▶ **ACTIVITY LIST**
- a) Answer these questions from the text on inhaled antibiotics, one answer per line, marked like the questions:
(i) What osmolality range does the text call ideal for inhaled antibiotic solutions?
(ii) What share of studies report how the antibiotic mixtures are prepared?
(iii) Which form of tobramycin does one small study suggest may be better tolerated?
- b) Write the next part of the text on inhaled antibiotics, picking up after its last sentence.

▶ **EXTRACT TO READ**
========================================================================
Inhaled antibiotics are a cornerstone of treatment for various diseases such as cystic fibrosis (CF), non-CF bronchiectasis, and ventilator-associated pneumonia. The variety of available antibiotics is vast, and clinicians typically select them based on the local prevalence of microorganisms, specific antibiograms, antibiotic availability in their hospital, and patient-specific factors such as tolerability test results or administration preferences. The advantages of inhaled antibiotic administration include delivering higher drug concentrations directly to the infection site, avoiding the systemic side effects associated with parenteral or oral antibiotics, rapid action, and bypassing the liver's first-pass metabolism. Their therapeutic potential is considerable.1

However, inhaled antibiotics are not free from side effects. The most commonly reported adverse events are cough, tachycardia, hyper- or hypotension, and hypoxemia.2,3 Bronchospasm, often thought to be a common side effect of nebulization, is infrequently reported.3 To minimize these adverse effects, inhaled antibiotic solutions should be non-pyrogenic, sterile, preservative-free, with a pH level between 4 and 8, and an ideal osmolality between 150 and 550 mOsm/kg.4 Some experts contend that osmolality up to 1100 mOsm/kg can be used,5 but most authors agree that side effects increase as osmolality rises.6,7 In addition, tolerability is improved when solutions contain at least 30 mEq/L of permeant anions.7 Most researchers agree that chloride is the preferred anion, and aerosols with <30 mEq/L of chloride induce coughing.7 The ideal concentration is approximately 70 mEq/L of chloride.6

Although some studies suggest that dry powder inhalers may have better outcomes than nebulized solutions (such as time to first exacerbation, quality of life, or pharmacokinetics8,9), their tolerability may often be worse.10 Moreover, dry powder formulations for many antibiotics are not always commercially available, and when they are, they are generally more expensive than diluted formulations. Regarding nebulized solutions, there are three categories: (1) antibiotics approved for inhalation and commercialized as ready-to-use liquids (e.g., tobramycin 300 mg/5 mL), (2) antibiotics indicated for inhalation but requiring patient manipulation, such as powder reconstitution (e.g., colistimethate or aztreonam lysine), and (3) off-label use of intravenous antibiotics for inhalation, where patients must reconstitute (e.g., ampicillin) and dilute (e.g., gentamicin). In the latter two cases, and particularly in the third, there is little consensus on how to reconstitute and dilute antibiotics, especially regarding dose and diluent, and only 50% of studies report how the mixtures are prepared.11 Furthermore, fewer than 10% report data on osmolality, pH, or ion concentrations, which directly affect tolerability.11

If possible, intravenous solutions should be avoided as they may contain particles that induce inflammation and bronchospasm upon contact with the bronchial epithelium.12 Additionally, intravenous formulations often contain additives that can cause bronchospasm or coughing, among other side effects.13 Moreover, their biochemical suitability for inhalation has often not been tested, and some parameters may worsen tolerability.11 Similarly, intravenous antibiotics are formulated with different salts, and some may be better tolerated than others, which requires clarification. For instance, colistin sulfate is used orally or topically, while the inactive prodrug sodium colistimethate is more suitable for injection or inhalation.9,14 Interestingly, most studies on tobramycin use the sulfate salt, but one small study suggests that the free base form may be better tolerated in terms of reducing coughing.15 Lastly, manipulating intravenous vials to reconstitute powders or dilute solutions increases the risk of contamination and potential infection.13

Therefore, intravenous formulations should be thoroughly studied for their osmolality, pH, ion concentrations, and the presence of additives that are not recommended for nebulization before they are administered to patients. This study aimed to assess how frequently the literature reports the preparation methods and biochemical parameters of inhaled antibiotic solutions through a systematic review. We also aim to explore the use of these solutions in our country and analyze their biochemical characteristics to identify which could be potentially safer and better tolerated.
========================================================================
▶ **GIVEN INFORMATION**

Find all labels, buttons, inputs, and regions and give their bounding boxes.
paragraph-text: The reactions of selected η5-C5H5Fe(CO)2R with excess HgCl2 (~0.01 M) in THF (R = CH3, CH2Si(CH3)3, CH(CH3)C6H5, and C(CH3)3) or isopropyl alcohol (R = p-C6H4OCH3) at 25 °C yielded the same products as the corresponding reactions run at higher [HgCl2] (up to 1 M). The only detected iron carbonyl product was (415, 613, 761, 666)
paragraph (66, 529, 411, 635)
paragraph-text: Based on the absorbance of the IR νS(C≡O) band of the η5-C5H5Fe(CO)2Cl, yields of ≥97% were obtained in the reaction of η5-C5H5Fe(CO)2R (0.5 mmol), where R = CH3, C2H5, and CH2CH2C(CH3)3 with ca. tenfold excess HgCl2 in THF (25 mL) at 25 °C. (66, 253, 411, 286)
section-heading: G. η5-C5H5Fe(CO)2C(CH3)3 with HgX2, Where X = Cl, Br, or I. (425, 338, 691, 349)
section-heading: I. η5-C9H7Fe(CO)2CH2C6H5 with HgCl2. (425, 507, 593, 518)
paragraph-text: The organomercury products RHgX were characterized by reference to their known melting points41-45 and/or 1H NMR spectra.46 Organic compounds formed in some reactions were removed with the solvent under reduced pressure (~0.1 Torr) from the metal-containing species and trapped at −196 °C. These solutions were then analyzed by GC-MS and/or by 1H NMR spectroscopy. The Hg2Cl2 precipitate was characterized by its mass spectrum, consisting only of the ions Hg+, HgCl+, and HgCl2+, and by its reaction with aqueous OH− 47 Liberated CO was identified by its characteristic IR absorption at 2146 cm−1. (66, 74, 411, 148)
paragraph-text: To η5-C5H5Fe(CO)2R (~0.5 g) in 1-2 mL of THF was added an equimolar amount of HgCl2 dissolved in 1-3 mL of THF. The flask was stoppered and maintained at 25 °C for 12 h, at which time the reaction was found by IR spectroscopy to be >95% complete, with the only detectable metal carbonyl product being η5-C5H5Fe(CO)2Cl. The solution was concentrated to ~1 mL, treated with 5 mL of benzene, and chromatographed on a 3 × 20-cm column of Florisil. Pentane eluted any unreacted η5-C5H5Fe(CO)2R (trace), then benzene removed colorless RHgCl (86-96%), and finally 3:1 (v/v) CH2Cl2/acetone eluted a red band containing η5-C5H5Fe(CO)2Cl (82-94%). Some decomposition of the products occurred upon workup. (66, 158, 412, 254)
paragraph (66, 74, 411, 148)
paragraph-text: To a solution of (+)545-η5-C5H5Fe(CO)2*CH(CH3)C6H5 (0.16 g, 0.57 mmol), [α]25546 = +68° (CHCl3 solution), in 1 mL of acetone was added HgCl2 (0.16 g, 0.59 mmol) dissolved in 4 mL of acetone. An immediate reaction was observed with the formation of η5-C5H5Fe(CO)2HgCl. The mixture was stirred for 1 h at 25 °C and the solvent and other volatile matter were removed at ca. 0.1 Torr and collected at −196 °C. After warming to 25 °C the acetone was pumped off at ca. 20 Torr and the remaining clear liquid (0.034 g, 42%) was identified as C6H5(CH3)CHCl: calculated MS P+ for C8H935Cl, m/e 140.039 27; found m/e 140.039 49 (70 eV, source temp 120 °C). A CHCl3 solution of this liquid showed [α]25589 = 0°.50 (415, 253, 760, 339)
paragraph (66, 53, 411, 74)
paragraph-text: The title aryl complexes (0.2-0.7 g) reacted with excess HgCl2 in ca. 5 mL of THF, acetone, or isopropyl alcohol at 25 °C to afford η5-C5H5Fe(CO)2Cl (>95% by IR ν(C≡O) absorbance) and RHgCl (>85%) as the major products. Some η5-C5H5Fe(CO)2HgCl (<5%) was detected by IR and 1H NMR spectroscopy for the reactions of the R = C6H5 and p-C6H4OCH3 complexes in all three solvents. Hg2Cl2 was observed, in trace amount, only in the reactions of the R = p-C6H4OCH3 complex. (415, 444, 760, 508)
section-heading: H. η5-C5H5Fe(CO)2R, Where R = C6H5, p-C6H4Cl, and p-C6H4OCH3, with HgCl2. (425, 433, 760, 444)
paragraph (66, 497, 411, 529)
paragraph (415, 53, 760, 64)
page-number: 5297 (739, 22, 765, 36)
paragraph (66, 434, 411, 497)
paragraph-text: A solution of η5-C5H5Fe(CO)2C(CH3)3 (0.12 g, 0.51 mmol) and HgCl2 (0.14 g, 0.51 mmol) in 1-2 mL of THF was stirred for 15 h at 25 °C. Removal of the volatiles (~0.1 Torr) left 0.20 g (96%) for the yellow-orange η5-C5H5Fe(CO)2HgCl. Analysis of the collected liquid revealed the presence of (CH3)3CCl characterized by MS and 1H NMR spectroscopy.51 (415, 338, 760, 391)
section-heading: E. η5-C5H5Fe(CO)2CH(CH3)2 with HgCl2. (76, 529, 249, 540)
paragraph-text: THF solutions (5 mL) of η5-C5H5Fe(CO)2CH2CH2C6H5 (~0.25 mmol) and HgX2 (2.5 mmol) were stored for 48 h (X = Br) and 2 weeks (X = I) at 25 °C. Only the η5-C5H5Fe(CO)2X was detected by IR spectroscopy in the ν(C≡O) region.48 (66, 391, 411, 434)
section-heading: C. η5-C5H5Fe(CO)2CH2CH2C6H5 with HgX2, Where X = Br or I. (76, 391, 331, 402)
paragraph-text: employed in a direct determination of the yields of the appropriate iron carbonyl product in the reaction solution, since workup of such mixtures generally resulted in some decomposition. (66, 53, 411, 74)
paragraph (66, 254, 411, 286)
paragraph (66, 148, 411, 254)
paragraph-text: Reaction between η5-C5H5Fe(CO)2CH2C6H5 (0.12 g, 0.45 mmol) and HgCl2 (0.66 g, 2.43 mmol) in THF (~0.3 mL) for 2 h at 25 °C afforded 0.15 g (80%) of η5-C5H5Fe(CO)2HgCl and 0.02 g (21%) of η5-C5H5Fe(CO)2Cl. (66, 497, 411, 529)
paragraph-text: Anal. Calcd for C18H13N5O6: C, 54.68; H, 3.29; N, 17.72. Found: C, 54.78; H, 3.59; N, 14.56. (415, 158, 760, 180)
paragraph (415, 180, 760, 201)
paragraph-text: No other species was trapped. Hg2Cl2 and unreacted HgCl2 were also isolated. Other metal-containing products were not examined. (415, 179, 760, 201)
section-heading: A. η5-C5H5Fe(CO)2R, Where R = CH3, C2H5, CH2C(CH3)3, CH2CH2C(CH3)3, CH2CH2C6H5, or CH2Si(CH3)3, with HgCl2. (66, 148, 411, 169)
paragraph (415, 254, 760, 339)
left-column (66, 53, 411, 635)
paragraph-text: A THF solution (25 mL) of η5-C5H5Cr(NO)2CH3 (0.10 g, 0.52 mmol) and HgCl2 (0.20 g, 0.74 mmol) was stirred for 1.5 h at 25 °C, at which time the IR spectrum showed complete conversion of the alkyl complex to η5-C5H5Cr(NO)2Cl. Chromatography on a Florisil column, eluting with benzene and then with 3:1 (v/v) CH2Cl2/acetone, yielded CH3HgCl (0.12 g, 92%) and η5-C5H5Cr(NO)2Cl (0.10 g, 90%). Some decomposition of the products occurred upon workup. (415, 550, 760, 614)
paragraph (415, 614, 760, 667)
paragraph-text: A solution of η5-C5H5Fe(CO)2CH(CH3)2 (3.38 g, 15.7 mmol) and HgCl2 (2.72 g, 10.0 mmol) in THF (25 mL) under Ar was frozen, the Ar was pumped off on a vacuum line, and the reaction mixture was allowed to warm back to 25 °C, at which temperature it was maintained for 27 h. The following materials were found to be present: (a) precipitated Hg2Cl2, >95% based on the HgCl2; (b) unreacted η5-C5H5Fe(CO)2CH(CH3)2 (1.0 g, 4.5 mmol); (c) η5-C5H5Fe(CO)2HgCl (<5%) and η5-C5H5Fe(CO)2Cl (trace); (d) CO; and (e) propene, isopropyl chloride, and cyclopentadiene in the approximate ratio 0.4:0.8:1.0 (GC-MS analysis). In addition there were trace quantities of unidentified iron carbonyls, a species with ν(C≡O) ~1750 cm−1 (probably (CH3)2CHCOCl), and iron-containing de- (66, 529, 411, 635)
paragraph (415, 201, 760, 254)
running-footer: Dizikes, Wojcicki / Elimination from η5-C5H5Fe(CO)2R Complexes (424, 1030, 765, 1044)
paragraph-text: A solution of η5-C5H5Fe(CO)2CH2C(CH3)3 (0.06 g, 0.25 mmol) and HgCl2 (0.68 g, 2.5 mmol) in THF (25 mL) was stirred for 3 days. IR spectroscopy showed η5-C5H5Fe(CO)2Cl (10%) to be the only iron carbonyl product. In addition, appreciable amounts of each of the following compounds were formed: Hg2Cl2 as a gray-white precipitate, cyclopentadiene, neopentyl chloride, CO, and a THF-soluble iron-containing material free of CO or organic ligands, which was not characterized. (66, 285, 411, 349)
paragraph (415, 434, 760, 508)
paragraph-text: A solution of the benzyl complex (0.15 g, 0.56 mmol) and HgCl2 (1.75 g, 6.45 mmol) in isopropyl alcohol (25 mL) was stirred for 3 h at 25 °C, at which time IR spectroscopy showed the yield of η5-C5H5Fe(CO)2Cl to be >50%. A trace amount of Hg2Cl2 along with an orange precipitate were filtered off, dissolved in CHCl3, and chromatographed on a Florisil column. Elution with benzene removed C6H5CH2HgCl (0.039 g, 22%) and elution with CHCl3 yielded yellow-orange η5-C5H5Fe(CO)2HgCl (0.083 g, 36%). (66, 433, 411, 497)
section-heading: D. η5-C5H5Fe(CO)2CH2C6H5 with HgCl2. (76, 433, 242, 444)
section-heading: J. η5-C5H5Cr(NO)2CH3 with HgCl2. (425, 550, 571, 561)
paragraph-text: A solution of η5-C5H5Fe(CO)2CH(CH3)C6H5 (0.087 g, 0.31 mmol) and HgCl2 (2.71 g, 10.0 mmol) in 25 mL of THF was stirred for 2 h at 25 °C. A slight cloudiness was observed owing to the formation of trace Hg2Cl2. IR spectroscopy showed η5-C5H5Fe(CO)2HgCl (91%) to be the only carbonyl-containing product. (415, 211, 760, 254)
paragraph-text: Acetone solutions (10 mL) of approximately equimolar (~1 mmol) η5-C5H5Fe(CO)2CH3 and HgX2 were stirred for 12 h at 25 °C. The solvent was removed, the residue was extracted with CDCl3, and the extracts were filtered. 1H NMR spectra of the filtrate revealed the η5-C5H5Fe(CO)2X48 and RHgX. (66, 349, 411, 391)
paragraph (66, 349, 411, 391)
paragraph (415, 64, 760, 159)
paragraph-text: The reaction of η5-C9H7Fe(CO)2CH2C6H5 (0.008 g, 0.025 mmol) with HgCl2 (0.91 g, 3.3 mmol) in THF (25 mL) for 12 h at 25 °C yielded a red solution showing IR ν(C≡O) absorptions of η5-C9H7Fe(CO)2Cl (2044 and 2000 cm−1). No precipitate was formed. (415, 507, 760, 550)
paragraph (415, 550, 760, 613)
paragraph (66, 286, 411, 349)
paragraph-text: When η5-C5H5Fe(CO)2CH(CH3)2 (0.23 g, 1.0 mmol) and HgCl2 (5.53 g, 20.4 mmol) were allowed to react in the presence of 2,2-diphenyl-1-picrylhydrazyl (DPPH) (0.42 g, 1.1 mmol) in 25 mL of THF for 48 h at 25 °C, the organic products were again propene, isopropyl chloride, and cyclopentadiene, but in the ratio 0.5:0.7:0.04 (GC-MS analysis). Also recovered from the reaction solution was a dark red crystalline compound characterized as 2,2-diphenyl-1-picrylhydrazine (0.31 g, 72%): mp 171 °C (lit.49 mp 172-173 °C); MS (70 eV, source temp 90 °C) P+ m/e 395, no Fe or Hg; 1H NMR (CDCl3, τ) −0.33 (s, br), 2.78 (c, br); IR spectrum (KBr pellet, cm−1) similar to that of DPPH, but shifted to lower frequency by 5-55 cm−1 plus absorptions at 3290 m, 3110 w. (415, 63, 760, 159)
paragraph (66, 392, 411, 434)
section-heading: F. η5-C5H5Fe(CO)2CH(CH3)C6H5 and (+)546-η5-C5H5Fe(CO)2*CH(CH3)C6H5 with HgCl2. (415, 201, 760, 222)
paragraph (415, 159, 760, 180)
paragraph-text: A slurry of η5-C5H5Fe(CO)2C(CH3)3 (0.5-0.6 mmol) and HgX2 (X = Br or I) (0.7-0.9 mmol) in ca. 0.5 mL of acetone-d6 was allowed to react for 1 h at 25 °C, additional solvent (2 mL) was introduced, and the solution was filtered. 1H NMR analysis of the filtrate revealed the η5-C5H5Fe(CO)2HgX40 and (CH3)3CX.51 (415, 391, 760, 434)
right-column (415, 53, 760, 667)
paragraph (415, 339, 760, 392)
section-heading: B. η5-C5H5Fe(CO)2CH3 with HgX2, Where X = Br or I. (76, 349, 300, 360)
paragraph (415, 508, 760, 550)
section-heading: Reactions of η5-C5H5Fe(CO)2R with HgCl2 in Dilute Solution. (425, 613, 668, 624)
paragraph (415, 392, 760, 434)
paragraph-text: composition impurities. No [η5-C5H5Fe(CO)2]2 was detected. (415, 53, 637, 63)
========================================================================
▶ **YOUR RESPONSES**
- a)
(i) Between 150 and 550 mOsm/kg.
(ii) 50%.
(iii) The free base form.

- b)
The study was divided into three parts: a literature review, a hospital survey, and biochemical analysis.

The results of the review highlight the need for more reporting on the biochemical parameters related to the safety and tolerability of non-commercial dilutions of antibiotics for inhalation. Less than 10% of the studies identified in the review reported data on pH, osmolality, or relevant ion concentrations in non-standardized mixtures that patients must prepare at home. Moreover, it is clear that there is a lack of standardized protocols for preparing these solutions. To the best of our knowledge, we could not find reference texts in the literature that provide detailed instructions on preparing such solutions, despite their widespread use.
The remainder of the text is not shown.